* BEGIN DATASET RECORDS *

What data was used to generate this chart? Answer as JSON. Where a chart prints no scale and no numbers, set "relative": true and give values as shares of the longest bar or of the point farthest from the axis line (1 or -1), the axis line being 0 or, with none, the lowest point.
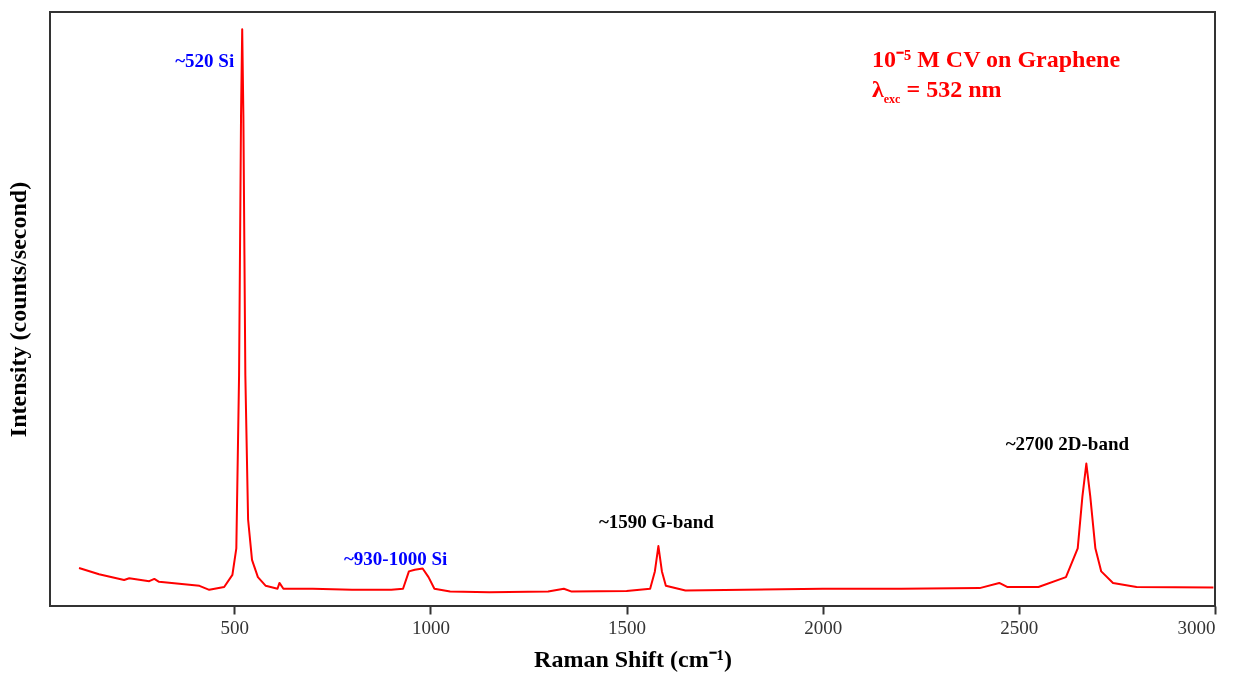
{
  "chart_data": {
    "type": "line",
    "xlabel": "Raman Shift (cm⁻¹)",
    "ylabel": "Intensity (counts/second)",
    "relative": true,
    "grid": false,
    "marker": "none",
    "line_style": "solid",
    "xlim": [
      30,
      3000
    ],
    "xticks": [
      500,
      1000,
      1500,
      2000,
      2500,
      3000
    ],
    "x": [
      104,
      155,
      219,
      232,
      283,
      296,
      308,
      411,
      436,
      474,
      495,
      505,
      512,
      517,
      520,
      523,
      528,
      535,
      545,
      560,
      580,
      610,
      615,
      625,
      700,
      800,
      900,
      930,
      945,
      960,
      980,
      995,
      1010,
      1050,
      1150,
      1300,
      1340,
      1360,
      1500,
      1560,
      1572,
      1581,
      1590,
      1600,
      1650,
      1800,
      2000,
      2200,
      2400,
      2450,
      2470,
      2550,
      2620,
      2650,
      2662,
      2672,
      2682,
      2695,
      2710,
      2740,
      2800,
      2996
    ],
    "series": [
      {
        "color": "#ff0000",
        "values": [
          0.066,
          0.055,
          0.045,
          0.048,
          0.043,
          0.047,
          0.042,
          0.035,
          0.028,
          0.033,
          0.054,
          0.1,
          0.4,
          0.85,
          1,
          0.85,
          0.4,
          0.15,
          0.08,
          0.05,
          0.035,
          0.03,
          0.04,
          0.03,
          0.03,
          0.028,
          0.028,
          0.03,
          0.06,
          0.063,
          0.065,
          0.05,
          0.03,
          0.025,
          0.024,
          0.025,
          0.03,
          0.025,
          0.026,
          0.03,
          0.06,
          0.104,
          0.06,
          0.035,
          0.027,
          0.028,
          0.03,
          0.03,
          0.031,
          0.04,
          0.033,
          0.033,
          0.05,
          0.1,
          0.19,
          0.247,
          0.19,
          0.1,
          0.06,
          0.04,
          0.033,
          0.032
        ]
      }
    ],
    "annotations": [
      {
        "text": "~520 Si",
        "x": 520,
        "y": 1
      },
      {
        "text": "~930-1000 Si",
        "x": 980,
        "y": 0.065
      },
      {
        "text": "~1590 G-band",
        "x": 1581,
        "y": 0.104
      },
      {
        "text": "~2700 2D-band",
        "x": 2672,
        "y": 0.247
      },
      "10⁻⁵ M CV on Graphene",
      "λ$_{exc}$ = 532 nm"
    ]
  }
}
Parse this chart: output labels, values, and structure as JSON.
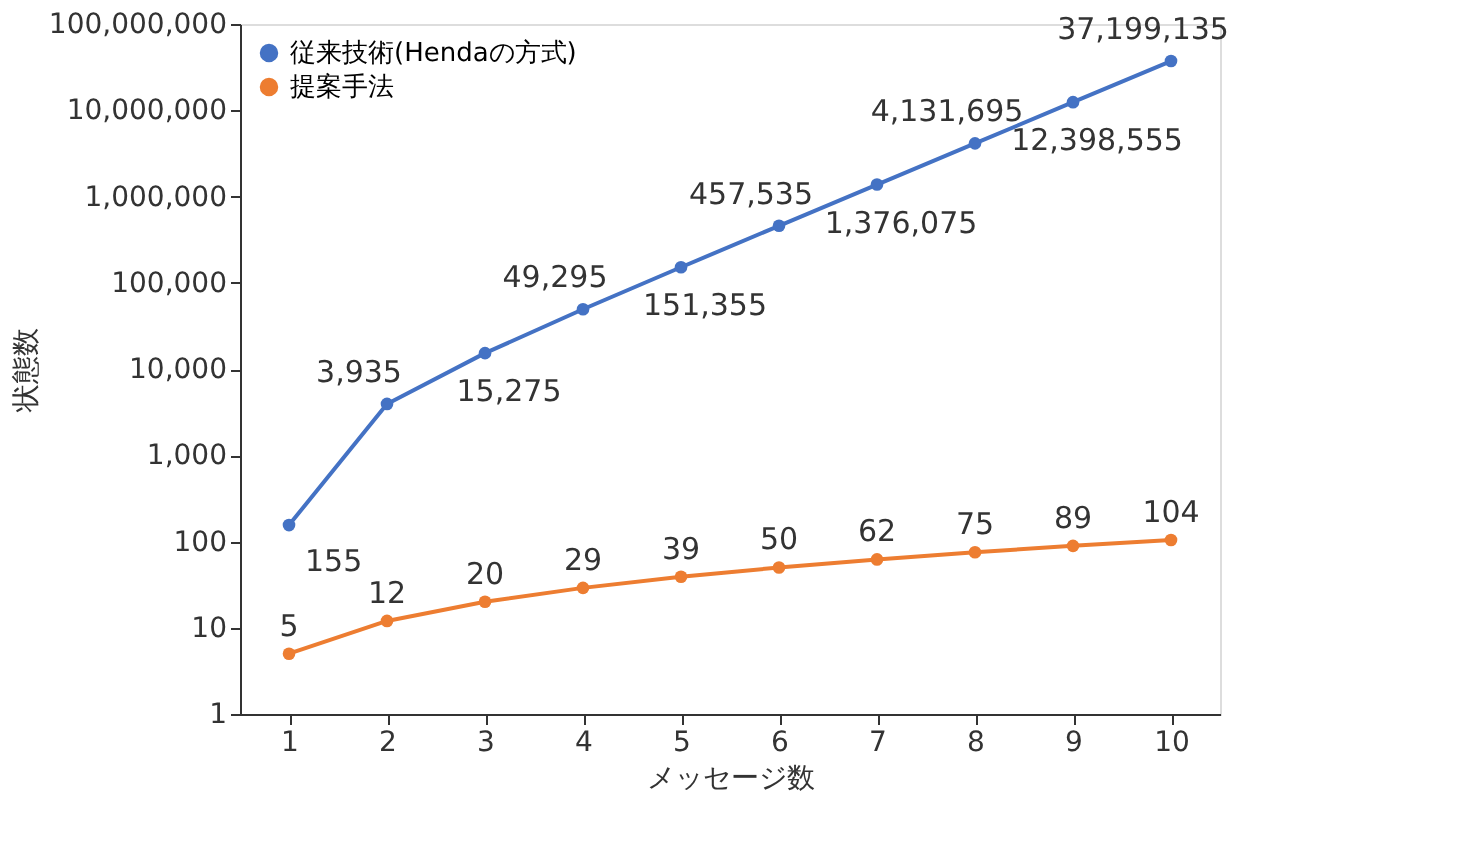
{
  "chart_data": {
    "type": "line",
    "xlabel": "メッセージ数",
    "ylabel": "状態数",
    "categories": [
      "1",
      "2",
      "3",
      "4",
      "5",
      "6",
      "7",
      "8",
      "9",
      "10"
    ],
    "series": [
      {
        "name": "従来技術(Hendaの方式)",
        "color": "#4472c4",
        "values": [
          155,
          3935,
          15275,
          49295,
          151355,
          457535,
          1376075,
          4131695,
          12398555,
          37199135
        ],
        "value_labels": [
          "155",
          "3,935",
          "15,275",
          "49,295",
          "151,355",
          "457,535",
          "1,376,075",
          "4,131,695",
          "12,398,555",
          "37,199,135"
        ]
      },
      {
        "name": "提案手法",
        "color": "#ed7d31",
        "values": [
          5,
          12,
          20,
          29,
          39,
          50,
          62,
          75,
          89,
          104
        ],
        "value_labels": [
          "5",
          "12",
          "20",
          "29",
          "39",
          "50",
          "62",
          "75",
          "89",
          "104"
        ]
      }
    ],
    "log": "y",
    "ylim": [
      1,
      100000000
    ],
    "yticks": [
      {
        "value": 1,
        "label": "1"
      },
      {
        "value": 10,
        "label": "10"
      },
      {
        "value": 100,
        "label": "100"
      },
      {
        "value": 1000,
        "label": "1,000"
      },
      {
        "value": 10000,
        "label": "10,000"
      },
      {
        "value": 100000,
        "label": "100,000"
      },
      {
        "value": 1000000,
        "label": "1,000,000"
      },
      {
        "value": 10000000,
        "label": "10,000,000"
      },
      {
        "value": 100000000,
        "label": "100,000,000"
      }
    ],
    "grid": false,
    "legend": "top left",
    "marker": "circle",
    "line_style": "solid"
  }
}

* END DATASET RECORDS *

**WHAT IS REQUIRED**
Copy the data exactly. Any picture it contains is to be omitted.

**TASK ANSWER**
What data was used to generate this chart? Answer as JSON. Where a chart prints no scale and no numbers, set "relative": true and give values as shares of the longest bar or of the point farthest from the axis line (1 or -1), the axis line being 0 or, with none, the lowest point.
{
  "chart_data": {
    "type": "line",
    "xlabel": "Raman Shift (cm⁻¹)",
    "ylabel": "Intensity (counts/second)",
    "relative": true,
    "grid": false,
    "marker": "none",
    "line_style": "solid",
    "xlim": [
      30,
      3000
    ],
    "xticks": [
      500,
      1000,
      1500,
      2000,
      2500,
      3000
    ],
    "x": [
      104,
      155,
      219,
      232,
      283,
      296,
      308,
      411,
      436,
      474,
      495,
      505,
      512,
      517,
      520,
      523,
      528,
      535,
      545,
      560,
      580,
      610,
      615,
      625,
      700,
      800,
      900,
      930,
      945,
      960,
      980,
      995,
      1010,
      1050,
      1150,
      1300,
      1340,
      1360,
      1500,
      1560,
      1572,
      1581,
      1590,
      1600,
      1650,
      1800,
      2000,
      2200,
      2400,
      2450,
      2470,
      2550,
      2620,
      2650,
      2662,
      2672,
      2682,
      2695,
      2710,
      2740,
      2800,
      2996
    ],
    "series": [
      {
        "color": "#ff0000",
        "values": [
          0.066,
          0.055,
          0.045,
          0.048,
          0.043,
          0.047,
          0.042,
          0.035,
          0.028,
          0.033,
          0.054,
          0.1,
          0.4,
          0.85,
          1,
          0.85,
          0.4,
          0.15,
          0.08,
          0.05,
          0.035,
          0.03,
          0.04,
          0.03,
          0.03,
          0.028,
          0.028,
          0.03,
          0.06,
          0.063,
          0.065,
          0.05,
          0.03,
          0.025,
          0.024,
          0.025,
          0.03,
          0.025,
          0.026,
          0.03,
          0.06,
          0.104,
          0.06,
          0.035,
          0.027,
          0.028,
          0.03,
          0.03,
          0.031,
          0.04,
          0.033,
          0.033,
          0.05,
          0.1,
          0.19,
          0.247,
          0.19,
          0.1,
          0.06,
          0.04,
          0.033,
          0.032
        ]
      }
    ],
    "annotations": [
      {
        "text": "~520 Si",
        "x": 520,
        "y": 1
      },
      {
        "text": "~930-1000 Si",
        "x": 980,
        "y": 0.065
      },
      {
        "text": "~1590 G-band",
        "x": 1581,
        "y": 0.104
      },
      {
        "text": "~2700 2D-band",
        "x": 2672,
        "y": 0.247
      },
      "10⁻⁵ M CV on Graphene",
      "λ$_{exc}$ = 532 nm"
    ]
  }
}
Parse this chart: output labels, values, and structure as JSON.
{
  "chart_data": {
    "type": "line",
    "xlabel": "メッセージ数",
    "ylabel": "状態数",
    "categories": [
      "1",
      "2",
      "3",
      "4",
      "5",
      "6",
      "7",
      "8",
      "9",
      "10"
    ],
    "series": [
      {
        "name": "従来技術(Hendaの方式)",
        "color": "#4472c4",
        "values": [
          155,
          3935,
          15275,
          49295,
          151355,
          457535,
          1376075,
          4131695,
          12398555,
          37199135
        ],
        "value_labels": [
          "155",
          "3,935",
          "15,275",
          "49,295",
          "151,355",
          "457,535",
          "1,376,075",
          "4,131,695",
          "12,398,555",
          "37,199,135"
        ]
      },
      {
        "name": "提案手法",
        "color": "#ed7d31",
        "values": [
          5,
          12,
          20,
          29,
          39,
          50,
          62,
          75,
          89,
          104
        ],
        "value_labels": [
          "5",
          "12",
          "20",
          "29",
          "39",
          "50",
          "62",
          "75",
          "89",
          "104"
        ]
      }
    ],
    "log": "y",
    "ylim": [
      1,
      100000000
    ],
    "yticks": [
      {
        "value": 1,
        "label": "1"
      },
      {
        "value": 10,
        "label": "10"
      },
      {
        "value": 100,
        "label": "100"
      },
      {
        "value": 1000,
        "label": "1,000"
      },
      {
        "value": 10000,
        "label": "10,000"
      },
      {
        "value": 100000,
        "label": "100,000"
      },
      {
        "value": 1000000,
        "label": "1,000,000"
      },
      {
        "value": 10000000,
        "label": "10,000,000"
      },
      {
        "value": 100000000,
        "label": "100,000,000"
      }
    ],
    "grid": false,
    "legend": "top left",
    "marker": "circle",
    "line_style": "solid"
  }
}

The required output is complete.